Set task
Copy each line containing the word "ffffff" from the records that follow, please.

Provided data
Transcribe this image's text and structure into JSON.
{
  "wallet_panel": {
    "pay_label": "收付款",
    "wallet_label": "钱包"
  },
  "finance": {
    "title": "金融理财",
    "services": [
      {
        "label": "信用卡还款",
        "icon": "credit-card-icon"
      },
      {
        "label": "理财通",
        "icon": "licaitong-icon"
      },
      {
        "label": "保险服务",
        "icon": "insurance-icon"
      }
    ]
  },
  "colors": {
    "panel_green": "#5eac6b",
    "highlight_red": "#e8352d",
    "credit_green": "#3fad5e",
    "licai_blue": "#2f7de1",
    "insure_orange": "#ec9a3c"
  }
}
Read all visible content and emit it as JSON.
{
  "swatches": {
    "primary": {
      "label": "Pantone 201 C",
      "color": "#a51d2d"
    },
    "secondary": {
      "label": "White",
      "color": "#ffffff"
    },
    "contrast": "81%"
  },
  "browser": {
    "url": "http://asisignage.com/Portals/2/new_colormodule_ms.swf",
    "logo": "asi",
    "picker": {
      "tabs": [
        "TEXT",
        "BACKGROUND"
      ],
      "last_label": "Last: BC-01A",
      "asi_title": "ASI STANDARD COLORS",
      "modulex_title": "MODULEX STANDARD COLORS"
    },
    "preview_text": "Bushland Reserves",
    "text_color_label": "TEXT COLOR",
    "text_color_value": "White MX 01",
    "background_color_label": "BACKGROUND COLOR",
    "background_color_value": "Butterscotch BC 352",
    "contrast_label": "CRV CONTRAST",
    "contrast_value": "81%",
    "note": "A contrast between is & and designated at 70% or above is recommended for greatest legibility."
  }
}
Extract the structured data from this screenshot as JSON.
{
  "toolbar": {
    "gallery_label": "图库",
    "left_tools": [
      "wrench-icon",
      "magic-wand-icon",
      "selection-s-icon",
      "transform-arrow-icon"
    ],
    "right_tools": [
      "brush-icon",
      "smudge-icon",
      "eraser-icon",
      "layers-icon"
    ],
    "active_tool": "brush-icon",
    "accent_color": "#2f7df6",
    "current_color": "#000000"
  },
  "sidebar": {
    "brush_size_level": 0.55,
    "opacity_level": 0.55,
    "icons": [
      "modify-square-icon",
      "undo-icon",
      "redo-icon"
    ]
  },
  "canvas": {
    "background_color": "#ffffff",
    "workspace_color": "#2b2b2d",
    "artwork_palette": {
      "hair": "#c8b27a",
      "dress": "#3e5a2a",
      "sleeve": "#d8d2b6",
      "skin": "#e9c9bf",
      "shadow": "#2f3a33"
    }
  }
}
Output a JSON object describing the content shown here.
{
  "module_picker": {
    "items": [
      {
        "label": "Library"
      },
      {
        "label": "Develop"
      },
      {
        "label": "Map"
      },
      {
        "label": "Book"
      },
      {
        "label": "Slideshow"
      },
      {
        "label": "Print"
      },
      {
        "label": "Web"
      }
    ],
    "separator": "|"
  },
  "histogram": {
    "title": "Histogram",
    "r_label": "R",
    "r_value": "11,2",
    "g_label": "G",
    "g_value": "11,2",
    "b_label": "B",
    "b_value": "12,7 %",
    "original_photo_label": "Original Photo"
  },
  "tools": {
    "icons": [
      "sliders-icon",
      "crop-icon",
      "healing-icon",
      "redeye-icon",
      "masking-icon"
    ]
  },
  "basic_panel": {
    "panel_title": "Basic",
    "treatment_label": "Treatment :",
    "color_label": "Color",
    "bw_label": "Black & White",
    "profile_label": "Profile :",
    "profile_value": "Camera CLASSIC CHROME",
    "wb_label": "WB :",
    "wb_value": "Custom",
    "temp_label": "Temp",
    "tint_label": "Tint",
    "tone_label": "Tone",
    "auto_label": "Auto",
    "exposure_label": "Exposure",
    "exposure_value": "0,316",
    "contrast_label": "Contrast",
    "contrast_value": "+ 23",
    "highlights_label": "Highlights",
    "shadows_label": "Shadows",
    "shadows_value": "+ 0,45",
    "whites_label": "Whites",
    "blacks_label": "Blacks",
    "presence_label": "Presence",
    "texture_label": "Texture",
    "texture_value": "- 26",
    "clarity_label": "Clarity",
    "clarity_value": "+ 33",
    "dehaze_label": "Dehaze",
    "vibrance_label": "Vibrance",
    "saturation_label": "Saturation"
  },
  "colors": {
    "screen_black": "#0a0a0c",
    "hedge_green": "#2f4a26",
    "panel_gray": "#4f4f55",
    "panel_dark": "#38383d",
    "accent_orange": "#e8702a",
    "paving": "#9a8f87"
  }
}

Written response
      "color": "#ffffff"
    "background_color": "#ffffff",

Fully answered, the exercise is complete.